— Begin —

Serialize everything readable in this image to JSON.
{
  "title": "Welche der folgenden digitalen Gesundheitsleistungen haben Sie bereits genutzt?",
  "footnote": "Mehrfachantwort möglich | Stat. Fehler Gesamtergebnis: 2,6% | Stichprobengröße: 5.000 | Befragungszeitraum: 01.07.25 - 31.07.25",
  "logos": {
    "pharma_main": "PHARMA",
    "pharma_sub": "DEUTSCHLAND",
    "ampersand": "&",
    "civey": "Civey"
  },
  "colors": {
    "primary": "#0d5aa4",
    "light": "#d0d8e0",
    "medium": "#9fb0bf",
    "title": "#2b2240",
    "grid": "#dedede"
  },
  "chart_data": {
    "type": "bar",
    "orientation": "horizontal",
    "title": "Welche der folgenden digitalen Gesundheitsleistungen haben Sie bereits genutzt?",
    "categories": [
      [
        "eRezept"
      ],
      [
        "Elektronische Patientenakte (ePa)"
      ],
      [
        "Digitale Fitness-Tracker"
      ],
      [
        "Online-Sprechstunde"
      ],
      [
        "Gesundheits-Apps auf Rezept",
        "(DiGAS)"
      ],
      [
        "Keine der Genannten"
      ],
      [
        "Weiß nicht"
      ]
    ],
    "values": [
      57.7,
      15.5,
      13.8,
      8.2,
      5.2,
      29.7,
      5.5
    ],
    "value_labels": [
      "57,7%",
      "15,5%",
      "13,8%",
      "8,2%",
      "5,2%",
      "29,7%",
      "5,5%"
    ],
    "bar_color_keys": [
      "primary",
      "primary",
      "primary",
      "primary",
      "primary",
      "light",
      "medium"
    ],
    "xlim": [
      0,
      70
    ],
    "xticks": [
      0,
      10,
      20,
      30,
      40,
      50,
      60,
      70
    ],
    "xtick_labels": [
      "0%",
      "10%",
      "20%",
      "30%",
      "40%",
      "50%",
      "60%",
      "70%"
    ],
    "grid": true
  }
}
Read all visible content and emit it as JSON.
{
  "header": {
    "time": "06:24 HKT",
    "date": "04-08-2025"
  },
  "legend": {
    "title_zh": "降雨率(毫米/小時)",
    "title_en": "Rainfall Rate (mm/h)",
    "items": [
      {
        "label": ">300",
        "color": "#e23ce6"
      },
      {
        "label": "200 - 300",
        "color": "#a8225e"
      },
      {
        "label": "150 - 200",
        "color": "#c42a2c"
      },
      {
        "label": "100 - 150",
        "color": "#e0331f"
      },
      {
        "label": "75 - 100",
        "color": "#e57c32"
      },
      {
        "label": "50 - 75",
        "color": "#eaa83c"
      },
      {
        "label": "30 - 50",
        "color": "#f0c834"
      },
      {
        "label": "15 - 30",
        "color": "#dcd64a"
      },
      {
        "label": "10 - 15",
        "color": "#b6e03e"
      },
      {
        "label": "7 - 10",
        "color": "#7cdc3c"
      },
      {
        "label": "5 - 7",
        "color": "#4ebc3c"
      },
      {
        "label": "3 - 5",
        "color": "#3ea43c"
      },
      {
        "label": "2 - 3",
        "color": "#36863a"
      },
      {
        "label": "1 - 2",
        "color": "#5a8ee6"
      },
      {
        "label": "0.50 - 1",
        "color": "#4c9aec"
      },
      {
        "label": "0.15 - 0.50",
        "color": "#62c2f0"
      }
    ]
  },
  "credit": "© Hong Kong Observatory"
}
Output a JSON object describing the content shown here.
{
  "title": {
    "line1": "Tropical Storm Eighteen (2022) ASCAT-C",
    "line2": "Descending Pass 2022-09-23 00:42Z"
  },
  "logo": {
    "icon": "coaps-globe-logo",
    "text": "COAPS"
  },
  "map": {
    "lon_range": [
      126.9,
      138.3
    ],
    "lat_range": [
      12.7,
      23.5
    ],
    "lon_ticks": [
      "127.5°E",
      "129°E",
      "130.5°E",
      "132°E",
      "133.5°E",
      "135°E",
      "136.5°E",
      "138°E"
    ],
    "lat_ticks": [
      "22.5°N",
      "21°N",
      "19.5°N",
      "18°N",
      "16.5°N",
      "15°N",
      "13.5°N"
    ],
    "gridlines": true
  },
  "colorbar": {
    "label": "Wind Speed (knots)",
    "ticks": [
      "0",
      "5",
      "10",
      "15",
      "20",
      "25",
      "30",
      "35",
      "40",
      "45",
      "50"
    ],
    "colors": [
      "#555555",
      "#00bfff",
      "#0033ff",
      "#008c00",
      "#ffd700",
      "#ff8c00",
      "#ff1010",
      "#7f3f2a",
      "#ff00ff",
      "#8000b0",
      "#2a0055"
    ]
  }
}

— End —

= Directions =
Output each record precisely as given.

= Final result =
Serialize everything readable in this image to JSON.
{
  "title": "Welche der folgenden digitalen Gesundheitsleistungen haben Sie bereits genutzt?",
  "footnote": "Mehrfachantwort möglich | Stat. Fehler Gesamtergebnis: 2,6% | Stichprobengröße: 5.000 | Befragungszeitraum: 01.07.25 - 31.07.25",
  "logos": {
    "pharma_main": "PHARMA",
    "pharma_sub": "DEUTSCHLAND",
    "ampersand": "&",
    "civey": "Civey"
  },
  "colors": {
    "primary": "#0d5aa4",
    "light": "#d0d8e0",
    "medium": "#9fb0bf",
    "title": "#2b2240",
    "grid": "#dedede"
  },
  "chart_data": {
    "type": "bar",
    "orientation": "horizontal",
    "title": "Welche der folgenden digitalen Gesundheitsleistungen haben Sie bereits genutzt?",
    "categories": [
      [
        "eRezept"
      ],
      [
        "Elektronische Patientenakte (ePa)"
      ],
      [
        "Digitale Fitness-Tracker"
      ],
      [
        "Online-Sprechstunde"
      ],
      [
        "Gesundheits-Apps auf Rezept",
        "(DiGAS)"
      ],
      [
        "Keine der Genannten"
      ],
      [
        "Weiß nicht"
      ]
    ],
    "values": [
      57.7,
      15.5,
      13.8,
      8.2,
      5.2,
      29.7,
      5.5
    ],
    "value_labels": [
      "57,7%",
      "15,5%",
      "13,8%",
      "8,2%",
      "5,2%",
      "29,7%",
      "5,5%"
    ],
    "bar_color_keys": [
      "primary",
      "primary",
      "primary",
      "primary",
      "primary",
      "light",
      "medium"
    ],
    "xlim": [
      0,
      70
    ],
    "xticks": [
      0,
      10,
      20,
      30,
      40,
      50,
      60,
      70
    ],
    "xtick_labels": [
      "0%",
      "10%",
      "20%",
      "30%",
      "40%",
      "50%",
      "60%",
      "70%"
    ],
    "grid": true
  }
}
Read all visible content and emit it as JSON.
{
  "header": {
    "time": "06:24 HKT",
    "date": "04-08-2025"
  },
  "legend": {
    "title_zh": "降雨率(毫米/小時)",
    "title_en": "Rainfall Rate (mm/h)",
    "items": [
      {
        "label": ">300",
        "color": "#e23ce6"
      },
      {
        "label": "200 - 300",
        "color": "#a8225e"
      },
      {
        "label": "150 - 200",
        "color": "#c42a2c"
      },
      {
        "label": "100 - 150",
        "color": "#e0331f"
      },
      {
        "label": "75 - 100",
        "color": "#e57c32"
      },
      {
        "label": "50 - 75",
        "color": "#eaa83c"
      },
      {
        "label": "30 - 50",
        "color": "#f0c834"
      },
      {
        "label": "15 - 30",
        "color": "#dcd64a"
      },
      {
        "label": "10 - 15",
        "color": "#b6e03e"
      },
      {
        "label": "7 - 10",
        "color": "#7cdc3c"
      },
      {
        "label": "5 - 7",
        "color": "#4ebc3c"
      },
      {
        "label": "3 - 5",
        "color": "#3ea43c"
      },
      {
        "label": "2 - 3",
        "color": "#36863a"
      },
      {
        "label": "1 - 2",
        "color": "#5a8ee6"
      },
      {
        "label": "0.50 - 1",
        "color": "#4c9aec"
      },
      {
        "label": "0.15 - 0.50",
        "color": "#62c2f0"
      }
    ]
  },
  "credit": "© Hong Kong Observatory"
}
Output a JSON object describing the content shown here.
{
  "title": {
    "line1": "Tropical Storm Eighteen (2022) ASCAT-C",
    "line2": "Descending Pass 2022-09-23 00:42Z"
  },
  "logo": {
    "icon": "coaps-globe-logo",
    "text": "COAPS"
  },
  "map": {
    "lon_range": [
      126.9,
      138.3
    ],
    "lat_range": [
      12.7,
      23.5
    ],
    "lon_ticks": [
      "127.5°E",
      "129°E",
      "130.5°E",
      "132°E",
      "133.5°E",
      "135°E",
      "136.5°E",
      "138°E"
    ],
    "lat_ticks": [
      "22.5°N",
      "21°N",
      "19.5°N",
      "18°N",
      "16.5°N",
      "15°N",
      "13.5°N"
    ],
    "gridlines": true
  },
  "colorbar": {
    "label": "Wind Speed (knots)",
    "ticks": [
      "0",
      "5",
      "10",
      "15",
      "20",
      "25",
      "30",
      "35",
      "40",
      "45",
      "50"
    ],
    "colors": [
      "#555555",
      "#00bfff",
      "#0033ff",
      "#008c00",
      "#ffd700",
      "#ff8c00",
      "#ff1010",
      "#7f3f2a",
      "#ff00ff",
      "#8000b0",
      "#2a0055"
    ]
  }
}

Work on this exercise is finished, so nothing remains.